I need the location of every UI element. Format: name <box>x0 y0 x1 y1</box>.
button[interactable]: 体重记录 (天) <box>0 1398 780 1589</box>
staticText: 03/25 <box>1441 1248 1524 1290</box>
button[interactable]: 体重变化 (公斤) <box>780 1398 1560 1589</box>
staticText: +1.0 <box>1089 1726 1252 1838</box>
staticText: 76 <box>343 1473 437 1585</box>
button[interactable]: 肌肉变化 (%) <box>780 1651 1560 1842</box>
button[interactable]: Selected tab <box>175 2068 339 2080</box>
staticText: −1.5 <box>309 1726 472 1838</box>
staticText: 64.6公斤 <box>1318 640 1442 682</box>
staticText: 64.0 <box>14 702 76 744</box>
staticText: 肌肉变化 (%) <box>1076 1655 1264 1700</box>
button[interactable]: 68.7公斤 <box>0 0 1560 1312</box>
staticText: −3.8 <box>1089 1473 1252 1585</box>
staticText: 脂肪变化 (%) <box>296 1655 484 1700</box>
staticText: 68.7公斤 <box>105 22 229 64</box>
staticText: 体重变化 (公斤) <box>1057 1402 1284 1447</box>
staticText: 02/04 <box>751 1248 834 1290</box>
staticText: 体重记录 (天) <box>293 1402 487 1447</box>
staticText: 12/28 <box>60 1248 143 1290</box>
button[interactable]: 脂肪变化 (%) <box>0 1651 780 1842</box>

- - -

--- WHAT YOU SHOULD DO ---
Present each line of the records above as a Markdown table with two columns, Row and Line. Number the rows in sequence, and leave out any blank lines.

--- PROBLEM SOLUTION ---
| Row | Line |
|---|---|
| 1 | I need the location of every UI element. Format: name <box>x0 y0 x1 y1</box>. |
| 2 | button[interactable]: 体重记录 (天) <box>0 1398 780 1589</box> |
| 3 | staticText: 03/25 <box>1441 1248 1524 1290</box> |
| 4 | button[interactable]: 体重变化 (公斤) <box>780 1398 1560 1589</box> |
| 5 | staticText: +1.0 <box>1089 1726 1252 1838</box> |
| 6 | staticText: 76 <box>343 1473 437 1585</box> |
| 7 | button[interactable]: 肌肉变化 (%) <box>780 1651 1560 1842</box> |
| 8 | button[interactable]: Selected tab <box>175 2068 339 2080</box> |
| 9 | staticText: −1.5 <box>309 1726 472 1838</box> |
| 10 | staticText: 64.6公斤 <box>1318 640 1442 682</box> |
| 11 | staticText: 64.0 <box>14 702 76 744</box> |
| 12 | staticText: 肌肉变化 (%) <box>1076 1655 1264 1700</box> |
| 13 | button[interactable]: 68.7公斤 <box>0 0 1560 1312</box> |
| 14 | staticText: −3.8 <box>1089 1473 1252 1585</box> |
| 15 | staticText: 脂肪变化 (%) <box>296 1655 484 1700</box> |
| 16 | staticText: 68.7公斤 <box>105 22 229 64</box> |
| 17 | staticText: 体重变化 (公斤) <box>1057 1402 1284 1447</box> |
| 18 | staticText: 02/04 <box>751 1248 834 1290</box> |
| 19 | staticText: 体重记录 (天) <box>293 1402 487 1447</box> |
| 20 | staticText: 12/28 <box>60 1248 143 1290</box> |
| 21 | button[interactable]: 脂肪变化 (%) <box>0 1651 780 1842</box> |